• [GIVEN INSTRUCTION] Reproduce every line of the material below, but drop the pictures.

··· ITEMS

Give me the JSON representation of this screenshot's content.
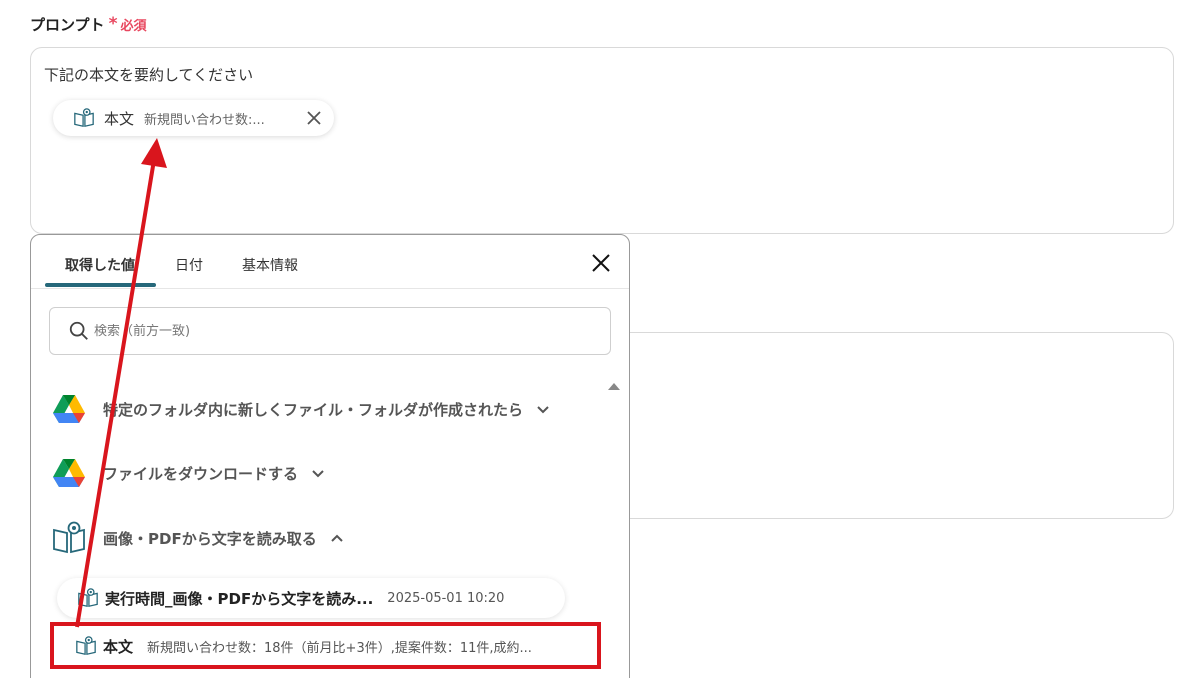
{
  "field": {
    "label": "プロンプト",
    "required_mark": "*",
    "required_text": "必須"
  },
  "prompt": {
    "text": "下記の本文を要約してください",
    "chip": {
      "name": "本文",
      "preview": "新規問い合わせ数:..."
    }
  },
  "popup": {
    "tabs": [
      {
        "label": "取得した値",
        "active": true
      },
      {
        "label": "日付",
        "active": false
      },
      {
        "label": "基本情報",
        "active": false
      }
    ],
    "search": {
      "placeholder": "検索（前方一致)"
    },
    "sources": [
      {
        "label": "特定のフォルダ内に新しくファイル・フォルダが作成されたら",
        "icon": "google-drive-icon",
        "expanded": false
      },
      {
        "label": "ファイルをダウンロードする",
        "icon": "google-drive-icon",
        "expanded": false
      },
      {
        "label": "画像・PDFから文字を読み取る",
        "icon": "ocr-book-icon",
        "expanded": true
      }
    ],
    "items": [
      {
        "name": "実行時間_画像・PDFから文字を読み...",
        "value": "2025-05-01 10:20"
      },
      {
        "name": "本文",
        "value": "新規問い合わせ数：18件（前月比+3件）,提案件数：11件,成約..."
      }
    ]
  },
  "colors": {
    "accent": "#26687a",
    "required": "#e8475f",
    "annotation": "#d9151d"
  }
}
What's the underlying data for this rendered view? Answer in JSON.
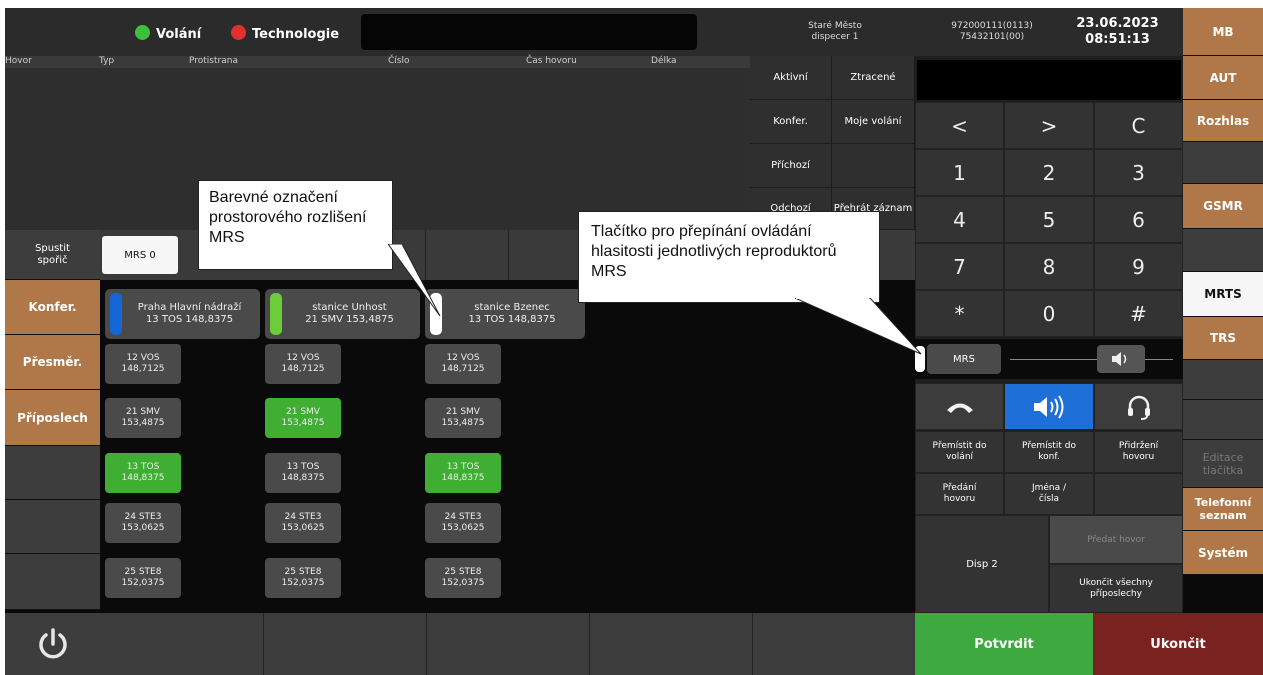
{
  "header": {
    "volani_label": "Volání",
    "technologie_label": "Technologie",
    "location": "Staré Město",
    "dispecer": "dispecer 1",
    "number1": "972000111(0113)",
    "number2": "75432101(00)",
    "date": "23.06.2023",
    "time": "08:51:13",
    "status_colors": {
      "volani": "#3fbf3f",
      "technologie": "#e03030"
    }
  },
  "call_table": {
    "columns": [
      "Hovor",
      "Typ",
      "Protistrana",
      "Číslo",
      "Čas hovoru",
      "Délka"
    ]
  },
  "filters": [
    [
      "Aktivní",
      "Ztracené"
    ],
    [
      "Konfer.",
      "Moje volání"
    ],
    [
      "Příchozí",
      ""
    ],
    [
      "Odchozí",
      "Přehrát záznam"
    ]
  ],
  "keypad": {
    "keys": [
      "<",
      ">",
      "C",
      "1",
      "2",
      "3",
      "4",
      "5",
      "6",
      "7",
      "8",
      "9",
      "*",
      "0",
      "#"
    ],
    "mrs_label": "MRS",
    "actions": [
      "Přemístit do volání",
      "Přemístit do konf.",
      "Přidržení hovoru",
      "Předání hovoru",
      "Jména / čísla",
      ""
    ],
    "disp_label": "Disp 2",
    "predat_label": "Předat hovor",
    "ukoncit_vse_label": "Ukončit všechny příposlechy",
    "confirm_label": "Potvrdit",
    "end_label": "Ukončit"
  },
  "right_menu": [
    "MB",
    "AUT",
    "Rozhlas",
    "",
    "GSMR",
    "",
    "MRTS",
    "TRS",
    "",
    "",
    "Editace tlačítka",
    "Telefonní seznam",
    "Systém"
  ],
  "left_menu": {
    "spoŕic_label": "Spustit spořič",
    "konfer": "Konfer.",
    "presmer": "Přesměr.",
    "priposlech": "Příposlech"
  },
  "mrs_tab": "MRS 0",
  "stations": [
    {
      "name": "Praha Hlavní nádraží",
      "sub": "13 TOS 148,8375",
      "marker": "#1566d6"
    },
    {
      "name": "stanice Unhost",
      "sub": "21 SMV 153,4875",
      "marker": "#6ccc3a"
    },
    {
      "name": "stanice Bzenec",
      "sub": "13 TOS 148,8375",
      "marker": "#ffffff"
    }
  ],
  "channel_columns": [
    [
      {
        "l1": "12 VOS",
        "l2": "148,7125",
        "on": false
      },
      {
        "l1": "21 SMV",
        "l2": "153,4875",
        "on": false
      },
      {
        "l1": "13 TOS",
        "l2": "148,8375",
        "on": true
      },
      {
        "l1": "24 STE3",
        "l2": "153,0625",
        "on": false
      },
      {
        "l1": "25 STE8",
        "l2": "152,0375",
        "on": false
      }
    ],
    [
      {
        "l1": "12 VOS",
        "l2": "148,7125",
        "on": false
      },
      {
        "l1": "21 SMV",
        "l2": "153,4875",
        "on": true
      },
      {
        "l1": "13 TOS",
        "l2": "148,8375",
        "on": false
      },
      {
        "l1": "24 STE3",
        "l2": "153,0625",
        "on": false
      },
      {
        "l1": "25 STE8",
        "l2": "152,0375",
        "on": false
      }
    ],
    [
      {
        "l1": "12 VOS",
        "l2": "148,7125",
        "on": false
      },
      {
        "l1": "21 SMV",
        "l2": "153,4875",
        "on": false
      },
      {
        "l1": "13 TOS",
        "l2": "148,8375",
        "on": true
      },
      {
        "l1": "24 STE3",
        "l2": "153,0625",
        "on": false
      },
      {
        "l1": "25 STE8",
        "l2": "152,0375",
        "on": false
      }
    ]
  ],
  "callouts": {
    "left": "Barevné   označení prostorového rozlišení MRS",
    "right": "Tlačítko pro přepínání ovládání hlasitosti jednotlivých reproduktorů MRS"
  }
}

······

• [RESPONSE TO THE EXERCISE]
Give me the JSON representation of this screenshot's content.
{
  "field": {
    "label": "プロンプト",
    "required_mark": "*",
    "required_text": "必須"
  },
  "prompt": {
    "text": "下記の本文を要約してください",
    "chip": {
      "name": "本文",
      "preview": "新規問い合わせ数:..."
    }
  },
  "popup": {
    "tabs": [
      {
        "label": "取得した値",
        "active": true
      },
      {
        "label": "日付",
        "active": false
      },
      {
        "label": "基本情報",
        "active": false
      }
    ],
    "search": {
      "placeholder": "検索（前方一致)"
    },
    "sources": [
      {
        "label": "特定のフォルダ内に新しくファイル・フォルダが作成されたら",
        "icon": "google-drive-icon",
        "expanded": false
      },
      {
        "label": "ファイルをダウンロードする",
        "icon": "google-drive-icon",
        "expanded": false
      },
      {
        "label": "画像・PDFから文字を読み取る",
        "icon": "ocr-book-icon",
        "expanded": true
      }
    ],
    "items": [
      {
        "name": "実行時間_画像・PDFから文字を読み...",
        "value": "2025-05-01 10:20"
      },
      {
        "name": "本文",
        "value": "新規問い合わせ数：18件（前月比+3件）,提案件数：11件,成約..."
      }
    ]
  },
  "colors": {
    "accent": "#26687a",
    "required": "#e8475f",
    "annotation": "#d9151d"
  }
}
What's the underlying data for this rendered view? Answer in JSON.
{
  "header": {
    "volani_label": "Volání",
    "technologie_label": "Technologie",
    "location": "Staré Město",
    "dispecer": "dispecer 1",
    "number1": "972000111(0113)",
    "number2": "75432101(00)",
    "date": "23.06.2023",
    "time": "08:51:13",
    "status_colors": {
      "volani": "#3fbf3f",
      "technologie": "#e03030"
    }
  },
  "call_table": {
    "columns": [
      "Hovor",
      "Typ",
      "Protistrana",
      "Číslo",
      "Čas hovoru",
      "Délka"
    ]
  },
  "filters": [
    [
      "Aktivní",
      "Ztracené"
    ],
    [
      "Konfer.",
      "Moje volání"
    ],
    [
      "Příchozí",
      ""
    ],
    [
      "Odchozí",
      "Přehrát záznam"
    ]
  ],
  "keypad": {
    "keys": [
      "<",
      ">",
      "C",
      "1",
      "2",
      "3",
      "4",
      "5",
      "6",
      "7",
      "8",
      "9",
      "*",
      "0",
      "#"
    ],
    "mrs_label": "MRS",
    "actions": [
      "Přemístit do volání",
      "Přemístit do konf.",
      "Přidržení hovoru",
      "Předání hovoru",
      "Jména / čísla",
      ""
    ],
    "disp_label": "Disp 2",
    "predat_label": "Předat hovor",
    "ukoncit_vse_label": "Ukončit všechny příposlechy",
    "confirm_label": "Potvrdit",
    "end_label": "Ukončit"
  },
  "right_menu": [
    "MB",
    "AUT",
    "Rozhlas",
    "",
    "GSMR",
    "",
    "MRTS",
    "TRS",
    "",
    "",
    "Editace tlačítka",
    "Telefonní seznam",
    "Systém"
  ],
  "left_menu": {
    "spoŕic_label": "Spustit spořič",
    "konfer": "Konfer.",
    "presmer": "Přesměr.",
    "priposlech": "Příposlech"
  },
  "mrs_tab": "MRS 0",
  "stations": [
    {
      "name": "Praha Hlavní nádraží",
      "sub": "13 TOS 148,8375",
      "marker": "#1566d6"
    },
    {
      "name": "stanice Unhost",
      "sub": "21 SMV 153,4875",
      "marker": "#6ccc3a"
    },
    {
      "name": "stanice Bzenec",
      "sub": "13 TOS 148,8375",
      "marker": "#ffffff"
    }
  ],
  "channel_columns": [
    [
      {
        "l1": "12 VOS",
        "l2": "148,7125",
        "on": false
      },
      {
        "l1": "21 SMV",
        "l2": "153,4875",
        "on": false
      },
      {
        "l1": "13 TOS",
        "l2": "148,8375",
        "on": true
      },
      {
        "l1": "24 STE3",
        "l2": "153,0625",
        "on": false
      },
      {
        "l1": "25 STE8",
        "l2": "152,0375",
        "on": false
      }
    ],
    [
      {
        "l1": "12 VOS",
        "l2": "148,7125",
        "on": false
      },
      {
        "l1": "21 SMV",
        "l2": "153,4875",
        "on": true
      },
      {
        "l1": "13 TOS",
        "l2": "148,8375",
        "on": false
      },
      {
        "l1": "24 STE3",
        "l2": "153,0625",
        "on": false
      },
      {
        "l1": "25 STE8",
        "l2": "152,0375",
        "on": false
      }
    ],
    [
      {
        "l1": "12 VOS",
        "l2": "148,7125",
        "on": false
      },
      {
        "l1": "21 SMV",
        "l2": "153,4875",
        "on": false
      },
      {
        "l1": "13 TOS",
        "l2": "148,8375",
        "on": true
      },
      {
        "l1": "24 STE3",
        "l2": "153,0625",
        "on": false
      },
      {
        "l1": "25 STE8",
        "l2": "152,0375",
        "on": false
      }
    ]
  ],
  "callouts": {
    "left": "Barevné   označení prostorového rozlišení MRS",
    "right": "Tlačítko pro přepínání ovládání hlasitosti jednotlivých reproduktorů MRS"
  }
}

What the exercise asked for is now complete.